**PROBLEM TO WORK ON:** Search the listing below for "legend". Copy each matching line.

**Records contained in a dataset:**

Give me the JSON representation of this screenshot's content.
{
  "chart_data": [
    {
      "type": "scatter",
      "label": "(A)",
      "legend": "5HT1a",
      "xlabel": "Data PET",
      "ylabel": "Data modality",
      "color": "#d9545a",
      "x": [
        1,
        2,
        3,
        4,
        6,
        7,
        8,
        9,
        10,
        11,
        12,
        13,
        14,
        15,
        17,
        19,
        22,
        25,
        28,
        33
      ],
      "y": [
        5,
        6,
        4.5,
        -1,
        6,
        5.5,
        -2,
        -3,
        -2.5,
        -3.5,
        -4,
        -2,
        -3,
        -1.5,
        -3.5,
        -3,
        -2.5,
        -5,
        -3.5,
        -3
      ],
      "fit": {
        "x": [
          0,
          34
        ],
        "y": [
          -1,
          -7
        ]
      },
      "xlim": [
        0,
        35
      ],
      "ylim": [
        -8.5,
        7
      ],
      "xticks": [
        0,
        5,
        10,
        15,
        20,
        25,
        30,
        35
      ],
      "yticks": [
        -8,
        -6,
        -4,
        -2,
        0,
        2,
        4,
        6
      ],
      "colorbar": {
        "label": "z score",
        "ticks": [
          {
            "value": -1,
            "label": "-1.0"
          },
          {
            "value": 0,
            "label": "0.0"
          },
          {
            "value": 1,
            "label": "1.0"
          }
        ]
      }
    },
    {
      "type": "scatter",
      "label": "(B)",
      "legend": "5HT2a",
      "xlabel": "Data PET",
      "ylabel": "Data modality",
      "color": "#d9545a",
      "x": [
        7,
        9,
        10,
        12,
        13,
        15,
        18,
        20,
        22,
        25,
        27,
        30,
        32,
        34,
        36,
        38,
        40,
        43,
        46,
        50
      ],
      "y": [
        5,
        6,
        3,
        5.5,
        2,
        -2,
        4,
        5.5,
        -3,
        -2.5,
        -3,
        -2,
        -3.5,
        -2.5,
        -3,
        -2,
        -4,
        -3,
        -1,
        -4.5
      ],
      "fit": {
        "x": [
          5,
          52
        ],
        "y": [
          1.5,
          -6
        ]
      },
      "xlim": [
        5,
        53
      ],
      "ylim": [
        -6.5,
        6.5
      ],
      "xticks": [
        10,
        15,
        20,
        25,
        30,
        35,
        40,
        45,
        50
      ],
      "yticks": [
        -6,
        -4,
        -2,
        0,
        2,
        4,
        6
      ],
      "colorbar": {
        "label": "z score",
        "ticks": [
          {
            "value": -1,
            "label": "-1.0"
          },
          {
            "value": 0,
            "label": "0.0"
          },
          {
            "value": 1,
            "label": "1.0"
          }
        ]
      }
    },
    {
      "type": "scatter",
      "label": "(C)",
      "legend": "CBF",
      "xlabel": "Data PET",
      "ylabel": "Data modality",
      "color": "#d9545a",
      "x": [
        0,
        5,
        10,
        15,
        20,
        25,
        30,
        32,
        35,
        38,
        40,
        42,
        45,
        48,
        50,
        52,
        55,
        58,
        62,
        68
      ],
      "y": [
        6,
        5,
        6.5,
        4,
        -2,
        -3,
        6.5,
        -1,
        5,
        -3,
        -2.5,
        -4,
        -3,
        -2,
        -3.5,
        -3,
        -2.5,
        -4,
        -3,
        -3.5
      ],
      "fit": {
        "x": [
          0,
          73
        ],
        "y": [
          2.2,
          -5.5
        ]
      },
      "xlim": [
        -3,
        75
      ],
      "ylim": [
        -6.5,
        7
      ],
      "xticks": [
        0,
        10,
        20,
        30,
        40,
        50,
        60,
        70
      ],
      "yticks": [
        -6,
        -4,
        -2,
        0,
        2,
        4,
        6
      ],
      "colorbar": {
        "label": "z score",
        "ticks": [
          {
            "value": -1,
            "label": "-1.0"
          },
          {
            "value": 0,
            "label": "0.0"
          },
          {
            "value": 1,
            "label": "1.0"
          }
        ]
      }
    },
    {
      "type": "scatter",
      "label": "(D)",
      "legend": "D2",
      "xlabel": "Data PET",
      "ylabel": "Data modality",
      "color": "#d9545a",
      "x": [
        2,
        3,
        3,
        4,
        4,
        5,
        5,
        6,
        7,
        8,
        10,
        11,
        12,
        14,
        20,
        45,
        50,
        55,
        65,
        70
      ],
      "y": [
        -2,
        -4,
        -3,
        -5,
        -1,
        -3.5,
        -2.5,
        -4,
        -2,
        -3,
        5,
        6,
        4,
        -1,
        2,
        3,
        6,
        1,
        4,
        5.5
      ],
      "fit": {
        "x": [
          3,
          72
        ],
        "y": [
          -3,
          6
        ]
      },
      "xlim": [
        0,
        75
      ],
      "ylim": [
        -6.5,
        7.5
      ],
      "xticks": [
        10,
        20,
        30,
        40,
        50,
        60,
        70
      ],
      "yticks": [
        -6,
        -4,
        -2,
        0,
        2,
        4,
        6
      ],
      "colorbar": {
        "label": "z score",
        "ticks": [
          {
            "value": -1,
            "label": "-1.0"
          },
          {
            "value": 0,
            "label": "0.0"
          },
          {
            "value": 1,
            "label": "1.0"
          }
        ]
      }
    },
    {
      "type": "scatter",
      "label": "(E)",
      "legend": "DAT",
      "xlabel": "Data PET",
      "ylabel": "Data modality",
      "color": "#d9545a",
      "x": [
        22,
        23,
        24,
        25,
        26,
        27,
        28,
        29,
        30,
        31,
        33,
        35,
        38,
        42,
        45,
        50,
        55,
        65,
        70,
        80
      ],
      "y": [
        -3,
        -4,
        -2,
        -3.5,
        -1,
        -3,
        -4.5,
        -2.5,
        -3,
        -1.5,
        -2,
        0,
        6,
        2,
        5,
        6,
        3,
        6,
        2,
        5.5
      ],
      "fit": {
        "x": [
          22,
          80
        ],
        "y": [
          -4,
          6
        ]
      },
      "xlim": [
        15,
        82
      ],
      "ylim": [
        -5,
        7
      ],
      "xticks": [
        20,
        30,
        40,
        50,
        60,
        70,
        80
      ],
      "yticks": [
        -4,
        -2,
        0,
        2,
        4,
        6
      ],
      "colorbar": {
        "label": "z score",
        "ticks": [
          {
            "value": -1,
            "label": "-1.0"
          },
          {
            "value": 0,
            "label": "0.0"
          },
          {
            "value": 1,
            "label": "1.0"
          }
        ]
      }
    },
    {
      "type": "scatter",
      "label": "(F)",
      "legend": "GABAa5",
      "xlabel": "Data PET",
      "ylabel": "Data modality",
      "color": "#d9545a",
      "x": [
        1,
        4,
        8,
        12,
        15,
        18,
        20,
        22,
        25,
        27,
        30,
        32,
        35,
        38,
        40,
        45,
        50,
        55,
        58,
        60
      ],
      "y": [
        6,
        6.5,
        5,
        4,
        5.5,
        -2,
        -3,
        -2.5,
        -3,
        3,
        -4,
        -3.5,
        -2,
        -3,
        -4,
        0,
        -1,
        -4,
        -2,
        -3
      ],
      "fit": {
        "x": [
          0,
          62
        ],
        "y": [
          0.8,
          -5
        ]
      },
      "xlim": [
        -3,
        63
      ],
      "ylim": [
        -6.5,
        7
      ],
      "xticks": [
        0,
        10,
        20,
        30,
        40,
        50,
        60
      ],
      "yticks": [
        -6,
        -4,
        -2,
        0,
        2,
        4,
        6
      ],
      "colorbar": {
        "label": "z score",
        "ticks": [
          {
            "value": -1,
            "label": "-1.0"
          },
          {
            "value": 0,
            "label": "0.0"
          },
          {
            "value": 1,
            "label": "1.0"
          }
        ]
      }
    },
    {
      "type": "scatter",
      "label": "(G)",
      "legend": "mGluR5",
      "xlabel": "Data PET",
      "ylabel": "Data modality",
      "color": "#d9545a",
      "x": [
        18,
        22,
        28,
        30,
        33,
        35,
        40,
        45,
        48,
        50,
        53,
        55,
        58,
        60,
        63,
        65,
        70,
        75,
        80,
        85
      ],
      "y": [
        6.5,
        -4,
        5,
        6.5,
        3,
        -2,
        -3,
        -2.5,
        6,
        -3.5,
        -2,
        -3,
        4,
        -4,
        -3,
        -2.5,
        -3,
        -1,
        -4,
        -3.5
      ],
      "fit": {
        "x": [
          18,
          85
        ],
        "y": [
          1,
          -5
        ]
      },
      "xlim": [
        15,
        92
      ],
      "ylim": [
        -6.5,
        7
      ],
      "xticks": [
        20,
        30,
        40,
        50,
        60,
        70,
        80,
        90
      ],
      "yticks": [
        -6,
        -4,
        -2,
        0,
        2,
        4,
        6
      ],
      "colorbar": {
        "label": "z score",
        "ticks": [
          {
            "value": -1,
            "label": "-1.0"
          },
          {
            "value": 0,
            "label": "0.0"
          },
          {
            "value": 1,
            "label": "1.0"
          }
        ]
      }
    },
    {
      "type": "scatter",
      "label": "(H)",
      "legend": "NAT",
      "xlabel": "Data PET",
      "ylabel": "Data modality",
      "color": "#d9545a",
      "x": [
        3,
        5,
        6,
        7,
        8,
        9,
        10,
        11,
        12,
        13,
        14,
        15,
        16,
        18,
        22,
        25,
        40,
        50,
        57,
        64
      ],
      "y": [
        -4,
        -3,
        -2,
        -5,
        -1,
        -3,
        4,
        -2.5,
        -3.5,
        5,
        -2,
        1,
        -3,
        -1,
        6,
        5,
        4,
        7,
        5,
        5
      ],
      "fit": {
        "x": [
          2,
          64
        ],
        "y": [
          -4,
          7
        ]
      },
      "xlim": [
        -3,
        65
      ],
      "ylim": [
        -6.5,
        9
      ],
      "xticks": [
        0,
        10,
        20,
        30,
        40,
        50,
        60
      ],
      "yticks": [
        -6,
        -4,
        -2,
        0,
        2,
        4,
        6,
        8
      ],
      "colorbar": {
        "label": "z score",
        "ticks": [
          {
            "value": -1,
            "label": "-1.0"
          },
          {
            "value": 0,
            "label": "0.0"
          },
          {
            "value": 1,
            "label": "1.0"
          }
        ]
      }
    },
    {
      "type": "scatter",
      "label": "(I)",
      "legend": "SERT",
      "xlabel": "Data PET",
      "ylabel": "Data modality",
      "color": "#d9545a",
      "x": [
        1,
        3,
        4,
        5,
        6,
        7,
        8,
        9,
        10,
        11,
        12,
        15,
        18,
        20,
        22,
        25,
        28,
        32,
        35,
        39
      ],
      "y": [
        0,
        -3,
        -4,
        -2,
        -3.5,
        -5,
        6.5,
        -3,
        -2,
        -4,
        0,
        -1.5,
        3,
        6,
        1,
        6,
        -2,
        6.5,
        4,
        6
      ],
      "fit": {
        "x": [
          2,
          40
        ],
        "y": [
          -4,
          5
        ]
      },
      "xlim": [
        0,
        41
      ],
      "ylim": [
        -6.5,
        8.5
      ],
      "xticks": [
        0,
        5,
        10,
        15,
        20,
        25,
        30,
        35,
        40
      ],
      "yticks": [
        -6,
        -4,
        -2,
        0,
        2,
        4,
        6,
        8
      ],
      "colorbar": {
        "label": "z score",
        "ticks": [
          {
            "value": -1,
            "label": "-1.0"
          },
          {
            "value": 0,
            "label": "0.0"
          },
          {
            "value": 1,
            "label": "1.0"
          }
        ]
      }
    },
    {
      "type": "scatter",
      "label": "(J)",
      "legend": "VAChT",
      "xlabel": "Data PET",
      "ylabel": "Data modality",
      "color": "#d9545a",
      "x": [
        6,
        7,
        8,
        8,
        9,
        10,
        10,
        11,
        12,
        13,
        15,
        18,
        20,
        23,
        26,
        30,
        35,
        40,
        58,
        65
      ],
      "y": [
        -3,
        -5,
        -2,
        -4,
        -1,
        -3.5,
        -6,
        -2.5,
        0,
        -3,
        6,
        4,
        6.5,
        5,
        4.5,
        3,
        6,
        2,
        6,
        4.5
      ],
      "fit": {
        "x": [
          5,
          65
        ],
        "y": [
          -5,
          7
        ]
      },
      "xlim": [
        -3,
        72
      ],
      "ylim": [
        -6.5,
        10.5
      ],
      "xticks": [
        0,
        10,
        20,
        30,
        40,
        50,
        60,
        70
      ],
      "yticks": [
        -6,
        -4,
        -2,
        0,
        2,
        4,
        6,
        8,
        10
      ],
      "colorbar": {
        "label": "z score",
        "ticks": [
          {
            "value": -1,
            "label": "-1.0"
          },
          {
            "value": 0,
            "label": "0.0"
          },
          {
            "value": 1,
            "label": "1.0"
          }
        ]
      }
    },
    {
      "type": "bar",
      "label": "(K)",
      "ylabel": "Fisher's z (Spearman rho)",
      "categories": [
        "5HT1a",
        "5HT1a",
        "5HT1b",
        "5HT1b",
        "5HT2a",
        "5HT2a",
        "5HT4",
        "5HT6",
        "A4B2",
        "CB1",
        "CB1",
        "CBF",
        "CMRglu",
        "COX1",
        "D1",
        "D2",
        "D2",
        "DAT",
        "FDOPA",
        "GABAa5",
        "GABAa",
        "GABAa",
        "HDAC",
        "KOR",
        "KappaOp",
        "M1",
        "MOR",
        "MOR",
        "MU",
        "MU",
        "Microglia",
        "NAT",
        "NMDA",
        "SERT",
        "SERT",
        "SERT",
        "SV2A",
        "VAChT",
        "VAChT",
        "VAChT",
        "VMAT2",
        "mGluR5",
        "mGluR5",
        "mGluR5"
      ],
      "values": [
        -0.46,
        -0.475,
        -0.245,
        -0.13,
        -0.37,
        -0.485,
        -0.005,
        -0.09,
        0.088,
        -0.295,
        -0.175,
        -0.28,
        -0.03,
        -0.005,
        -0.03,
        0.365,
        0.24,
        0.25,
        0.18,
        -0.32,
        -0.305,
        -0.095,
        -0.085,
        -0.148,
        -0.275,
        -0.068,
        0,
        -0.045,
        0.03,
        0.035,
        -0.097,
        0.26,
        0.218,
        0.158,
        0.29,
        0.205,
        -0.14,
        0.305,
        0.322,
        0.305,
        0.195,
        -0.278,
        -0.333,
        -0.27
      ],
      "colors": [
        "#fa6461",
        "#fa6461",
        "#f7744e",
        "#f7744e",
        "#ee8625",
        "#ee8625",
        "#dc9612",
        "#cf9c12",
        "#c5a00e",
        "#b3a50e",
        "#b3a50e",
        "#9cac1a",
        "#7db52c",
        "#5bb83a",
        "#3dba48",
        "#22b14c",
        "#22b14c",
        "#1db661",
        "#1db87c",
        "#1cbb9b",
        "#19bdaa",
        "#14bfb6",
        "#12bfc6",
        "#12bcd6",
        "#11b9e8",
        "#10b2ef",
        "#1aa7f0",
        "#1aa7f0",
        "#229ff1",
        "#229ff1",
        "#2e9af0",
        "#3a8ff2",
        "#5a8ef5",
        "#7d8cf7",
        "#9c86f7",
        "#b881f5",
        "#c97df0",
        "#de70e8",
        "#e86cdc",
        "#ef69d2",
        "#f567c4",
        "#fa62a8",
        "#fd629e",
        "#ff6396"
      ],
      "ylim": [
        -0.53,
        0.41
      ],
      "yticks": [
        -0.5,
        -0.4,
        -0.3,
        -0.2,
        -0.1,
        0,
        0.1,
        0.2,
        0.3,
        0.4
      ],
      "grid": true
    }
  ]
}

**SOLUTION FOR THIS TASK:**
      "legend": "5HT1a",
      "legend": "5HT2a",
      "legend": "CBF",
      "legend": "D2",
      "legend": "DAT",
      "legend": "GABAa5",
      "legend": "mGluR5",
      "legend": "NAT",
      "legend": "SERT",
      "legend": "VAChT",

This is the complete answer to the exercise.